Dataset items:
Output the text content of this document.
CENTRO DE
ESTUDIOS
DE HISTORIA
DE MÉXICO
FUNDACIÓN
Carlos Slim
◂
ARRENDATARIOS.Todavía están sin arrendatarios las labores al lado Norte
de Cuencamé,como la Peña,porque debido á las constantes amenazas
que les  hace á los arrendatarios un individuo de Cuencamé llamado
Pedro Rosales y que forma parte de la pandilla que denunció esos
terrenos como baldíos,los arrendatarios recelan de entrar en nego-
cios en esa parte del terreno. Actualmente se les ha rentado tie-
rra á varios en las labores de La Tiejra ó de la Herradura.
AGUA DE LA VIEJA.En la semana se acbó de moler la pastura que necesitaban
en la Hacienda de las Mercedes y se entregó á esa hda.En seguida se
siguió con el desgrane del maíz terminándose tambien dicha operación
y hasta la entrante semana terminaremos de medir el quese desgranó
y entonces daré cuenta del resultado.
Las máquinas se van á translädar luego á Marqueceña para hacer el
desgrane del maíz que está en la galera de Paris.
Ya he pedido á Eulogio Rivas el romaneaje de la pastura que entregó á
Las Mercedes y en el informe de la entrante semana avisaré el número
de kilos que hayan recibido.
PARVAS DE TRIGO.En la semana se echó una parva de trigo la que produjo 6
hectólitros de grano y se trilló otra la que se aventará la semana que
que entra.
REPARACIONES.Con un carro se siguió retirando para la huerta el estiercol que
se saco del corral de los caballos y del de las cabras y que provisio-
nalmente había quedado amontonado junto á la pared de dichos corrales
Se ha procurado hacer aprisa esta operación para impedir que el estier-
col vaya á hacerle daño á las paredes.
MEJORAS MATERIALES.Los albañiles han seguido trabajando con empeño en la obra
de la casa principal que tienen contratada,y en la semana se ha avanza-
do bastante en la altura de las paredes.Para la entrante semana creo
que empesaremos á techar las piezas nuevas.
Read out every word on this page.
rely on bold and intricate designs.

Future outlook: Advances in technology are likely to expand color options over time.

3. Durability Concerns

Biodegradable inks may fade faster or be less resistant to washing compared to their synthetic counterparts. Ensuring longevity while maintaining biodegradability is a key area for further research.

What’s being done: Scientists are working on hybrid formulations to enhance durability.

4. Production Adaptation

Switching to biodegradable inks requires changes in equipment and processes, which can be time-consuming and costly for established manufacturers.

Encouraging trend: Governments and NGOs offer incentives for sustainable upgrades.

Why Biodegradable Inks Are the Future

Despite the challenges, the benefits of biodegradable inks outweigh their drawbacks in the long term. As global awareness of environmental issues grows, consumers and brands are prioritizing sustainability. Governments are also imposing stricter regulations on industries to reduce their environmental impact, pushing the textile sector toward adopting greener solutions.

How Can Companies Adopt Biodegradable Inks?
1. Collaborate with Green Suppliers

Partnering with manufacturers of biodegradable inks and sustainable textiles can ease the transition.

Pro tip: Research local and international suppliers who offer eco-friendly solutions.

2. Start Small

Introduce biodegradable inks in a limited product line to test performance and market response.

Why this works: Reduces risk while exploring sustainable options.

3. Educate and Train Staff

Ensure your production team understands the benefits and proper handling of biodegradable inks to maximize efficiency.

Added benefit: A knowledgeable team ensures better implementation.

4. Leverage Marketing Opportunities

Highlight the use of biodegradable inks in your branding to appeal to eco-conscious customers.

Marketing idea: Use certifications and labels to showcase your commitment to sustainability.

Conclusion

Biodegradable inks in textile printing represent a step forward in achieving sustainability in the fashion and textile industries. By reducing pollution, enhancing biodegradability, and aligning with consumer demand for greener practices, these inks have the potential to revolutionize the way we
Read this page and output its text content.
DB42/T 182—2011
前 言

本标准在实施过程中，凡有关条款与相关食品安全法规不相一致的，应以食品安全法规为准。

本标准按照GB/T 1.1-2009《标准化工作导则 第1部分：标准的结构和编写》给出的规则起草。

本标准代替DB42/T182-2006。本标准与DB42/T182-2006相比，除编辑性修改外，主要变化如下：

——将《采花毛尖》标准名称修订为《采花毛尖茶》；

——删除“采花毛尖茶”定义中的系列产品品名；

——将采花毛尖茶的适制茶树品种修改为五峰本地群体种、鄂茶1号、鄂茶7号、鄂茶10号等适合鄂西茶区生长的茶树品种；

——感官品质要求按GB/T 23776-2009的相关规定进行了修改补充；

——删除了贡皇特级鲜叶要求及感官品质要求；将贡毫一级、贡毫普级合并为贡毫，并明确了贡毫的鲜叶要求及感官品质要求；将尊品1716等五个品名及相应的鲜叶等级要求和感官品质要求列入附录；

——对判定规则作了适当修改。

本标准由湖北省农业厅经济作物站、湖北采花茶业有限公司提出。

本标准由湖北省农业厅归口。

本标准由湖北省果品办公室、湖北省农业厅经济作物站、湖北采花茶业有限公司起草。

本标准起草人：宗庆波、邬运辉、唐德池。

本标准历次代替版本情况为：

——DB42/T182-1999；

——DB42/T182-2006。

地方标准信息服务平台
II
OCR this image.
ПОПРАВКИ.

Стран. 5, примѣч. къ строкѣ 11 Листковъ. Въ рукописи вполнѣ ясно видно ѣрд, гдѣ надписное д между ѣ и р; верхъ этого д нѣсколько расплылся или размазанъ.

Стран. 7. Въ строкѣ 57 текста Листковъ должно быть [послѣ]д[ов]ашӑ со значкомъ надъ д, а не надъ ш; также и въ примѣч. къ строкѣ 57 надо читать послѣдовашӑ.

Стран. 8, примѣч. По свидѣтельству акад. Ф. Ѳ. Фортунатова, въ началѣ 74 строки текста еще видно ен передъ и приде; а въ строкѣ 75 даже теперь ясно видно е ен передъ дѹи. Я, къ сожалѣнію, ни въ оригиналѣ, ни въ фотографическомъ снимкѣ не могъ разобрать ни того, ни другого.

* [GIVEN TASK]:
Above are the records. Copy every line in them holding "this".

* [SOLUTION]:
Output the text content of this document.
Read out every word on this page.
Why this works: Reduces risk while exploring sustainable options.
Read this page and output its text content.
OCR this image.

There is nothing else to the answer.